» PROBLEM
Scan the records for the word "changes". Copy each line that includes it.

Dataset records
** START **

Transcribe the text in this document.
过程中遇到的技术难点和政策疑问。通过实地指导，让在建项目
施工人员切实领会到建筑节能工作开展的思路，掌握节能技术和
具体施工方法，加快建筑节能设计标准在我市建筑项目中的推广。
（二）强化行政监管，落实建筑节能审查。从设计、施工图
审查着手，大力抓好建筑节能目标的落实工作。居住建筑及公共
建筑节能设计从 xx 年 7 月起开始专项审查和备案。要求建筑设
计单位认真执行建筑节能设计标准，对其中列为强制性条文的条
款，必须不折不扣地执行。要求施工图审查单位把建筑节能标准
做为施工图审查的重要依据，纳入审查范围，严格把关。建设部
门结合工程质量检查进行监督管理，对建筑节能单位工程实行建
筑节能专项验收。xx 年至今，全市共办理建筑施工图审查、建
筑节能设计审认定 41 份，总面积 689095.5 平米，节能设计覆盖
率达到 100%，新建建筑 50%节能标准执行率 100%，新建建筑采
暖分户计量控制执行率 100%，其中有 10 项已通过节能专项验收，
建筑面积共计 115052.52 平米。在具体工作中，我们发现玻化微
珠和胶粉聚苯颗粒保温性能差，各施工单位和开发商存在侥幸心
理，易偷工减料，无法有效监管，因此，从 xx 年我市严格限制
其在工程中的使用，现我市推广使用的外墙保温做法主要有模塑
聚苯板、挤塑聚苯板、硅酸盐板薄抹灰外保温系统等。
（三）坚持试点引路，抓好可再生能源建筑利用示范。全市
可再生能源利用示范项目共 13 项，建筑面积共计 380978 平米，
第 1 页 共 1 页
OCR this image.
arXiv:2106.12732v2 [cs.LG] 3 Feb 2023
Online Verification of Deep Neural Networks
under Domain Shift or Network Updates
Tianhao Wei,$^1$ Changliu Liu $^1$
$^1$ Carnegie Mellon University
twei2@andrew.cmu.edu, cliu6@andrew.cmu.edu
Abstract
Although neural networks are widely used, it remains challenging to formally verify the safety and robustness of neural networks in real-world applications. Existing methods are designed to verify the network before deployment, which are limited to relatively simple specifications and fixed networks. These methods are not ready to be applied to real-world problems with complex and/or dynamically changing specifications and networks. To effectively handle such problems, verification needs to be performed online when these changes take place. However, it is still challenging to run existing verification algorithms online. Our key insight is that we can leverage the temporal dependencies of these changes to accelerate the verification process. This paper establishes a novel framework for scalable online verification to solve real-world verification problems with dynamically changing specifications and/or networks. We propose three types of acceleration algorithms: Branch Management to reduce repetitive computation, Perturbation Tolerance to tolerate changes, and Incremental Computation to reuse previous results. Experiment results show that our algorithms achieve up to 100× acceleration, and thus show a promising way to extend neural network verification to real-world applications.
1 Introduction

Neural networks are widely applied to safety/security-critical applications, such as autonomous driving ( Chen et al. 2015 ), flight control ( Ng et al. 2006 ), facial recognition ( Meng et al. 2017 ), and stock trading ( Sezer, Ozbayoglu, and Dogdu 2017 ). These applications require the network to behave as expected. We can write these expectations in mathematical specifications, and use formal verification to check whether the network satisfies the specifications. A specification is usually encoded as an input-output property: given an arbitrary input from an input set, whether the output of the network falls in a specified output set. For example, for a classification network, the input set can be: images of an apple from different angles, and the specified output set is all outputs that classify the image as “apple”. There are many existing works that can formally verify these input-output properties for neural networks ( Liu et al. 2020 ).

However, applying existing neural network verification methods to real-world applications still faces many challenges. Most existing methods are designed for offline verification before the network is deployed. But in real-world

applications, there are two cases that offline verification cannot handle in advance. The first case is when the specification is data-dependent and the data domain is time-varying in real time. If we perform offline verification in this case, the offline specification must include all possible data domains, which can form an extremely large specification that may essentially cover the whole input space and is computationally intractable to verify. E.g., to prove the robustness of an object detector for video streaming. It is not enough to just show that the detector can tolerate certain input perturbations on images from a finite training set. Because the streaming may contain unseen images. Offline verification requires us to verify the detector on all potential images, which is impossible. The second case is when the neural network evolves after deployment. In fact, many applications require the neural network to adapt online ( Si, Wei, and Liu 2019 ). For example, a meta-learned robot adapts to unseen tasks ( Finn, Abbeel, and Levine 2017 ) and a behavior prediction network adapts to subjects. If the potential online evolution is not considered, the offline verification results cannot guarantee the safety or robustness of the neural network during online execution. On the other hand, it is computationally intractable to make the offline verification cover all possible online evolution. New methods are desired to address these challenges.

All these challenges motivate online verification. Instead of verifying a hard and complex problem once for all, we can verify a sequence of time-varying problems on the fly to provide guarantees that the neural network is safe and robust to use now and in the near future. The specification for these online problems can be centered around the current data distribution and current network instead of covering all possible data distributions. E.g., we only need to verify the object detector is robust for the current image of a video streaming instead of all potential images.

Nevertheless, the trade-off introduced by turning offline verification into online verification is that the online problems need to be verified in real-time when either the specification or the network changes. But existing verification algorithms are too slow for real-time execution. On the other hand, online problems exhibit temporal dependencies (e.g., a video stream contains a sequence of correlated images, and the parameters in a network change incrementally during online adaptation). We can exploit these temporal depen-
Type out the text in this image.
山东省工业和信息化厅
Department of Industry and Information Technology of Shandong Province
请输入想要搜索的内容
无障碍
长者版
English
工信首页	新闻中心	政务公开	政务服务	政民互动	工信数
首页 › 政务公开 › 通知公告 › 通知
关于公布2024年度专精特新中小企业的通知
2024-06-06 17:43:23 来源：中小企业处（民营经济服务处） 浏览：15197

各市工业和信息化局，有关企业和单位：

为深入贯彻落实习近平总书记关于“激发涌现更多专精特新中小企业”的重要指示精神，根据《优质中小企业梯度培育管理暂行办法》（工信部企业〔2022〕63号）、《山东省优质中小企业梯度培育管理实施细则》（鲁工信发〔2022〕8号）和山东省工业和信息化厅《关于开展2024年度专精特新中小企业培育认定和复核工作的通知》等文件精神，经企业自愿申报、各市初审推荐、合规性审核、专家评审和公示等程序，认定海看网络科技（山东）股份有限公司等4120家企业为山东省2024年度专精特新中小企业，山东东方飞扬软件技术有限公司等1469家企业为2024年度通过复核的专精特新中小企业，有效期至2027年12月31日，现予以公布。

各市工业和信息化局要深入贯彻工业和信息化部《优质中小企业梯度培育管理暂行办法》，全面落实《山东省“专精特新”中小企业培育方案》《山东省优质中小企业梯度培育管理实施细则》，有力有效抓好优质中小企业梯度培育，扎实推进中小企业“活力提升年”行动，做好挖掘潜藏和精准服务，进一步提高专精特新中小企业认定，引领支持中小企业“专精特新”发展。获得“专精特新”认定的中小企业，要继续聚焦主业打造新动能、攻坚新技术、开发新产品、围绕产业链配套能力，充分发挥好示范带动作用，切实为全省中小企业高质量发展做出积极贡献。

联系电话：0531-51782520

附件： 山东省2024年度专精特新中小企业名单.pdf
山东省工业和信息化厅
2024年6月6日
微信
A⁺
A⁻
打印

** END **

» SOLUTION
Although neural networks are widely used, it remains challenging to formally verify the safety and robustness of neural networks in real-world applications. Existing methods are designed to verify the network before deployment, which are limited to relatively simple specifications and fixed networks. These methods are not ready to be applied to real-world problems with complex and/or dynamically changing specifications and networks. To effectively handle such problems, verification needs to be performed online when these changes take place. However, it is still challenging to run existing verification algorithms online. Our key insight is that we can leverage the temporal dependencies of these changes to accelerate the verification process. This paper establishes a novel framework for scalable online verification to solve real-world verification problems with dynamically changing specifications and/or networks. We propose three types of acceleration algorithms: Branch Management to reduce repetitive computation, Perturbation Tolerance to tolerate changes, and Incremental Computation to reuse previous results. Experiment results show that our algorithms achieve up to 100× acceleration, and thus show a promising way to extend neural network verification to real-world applications.
Nevertheless, the trade-off introduced by turning offline verification into online verification is that the online problems need to be verified in real-time when either the specification or the network changes. But existing verification algorithms are too slow for real-time execution. On the other hand, online problems exhibit temporal dependencies (e.g., a video stream contains a sequence of correlated images, and the parameters in a network change incrementally during online adaptation). We can exploit these temporal depen-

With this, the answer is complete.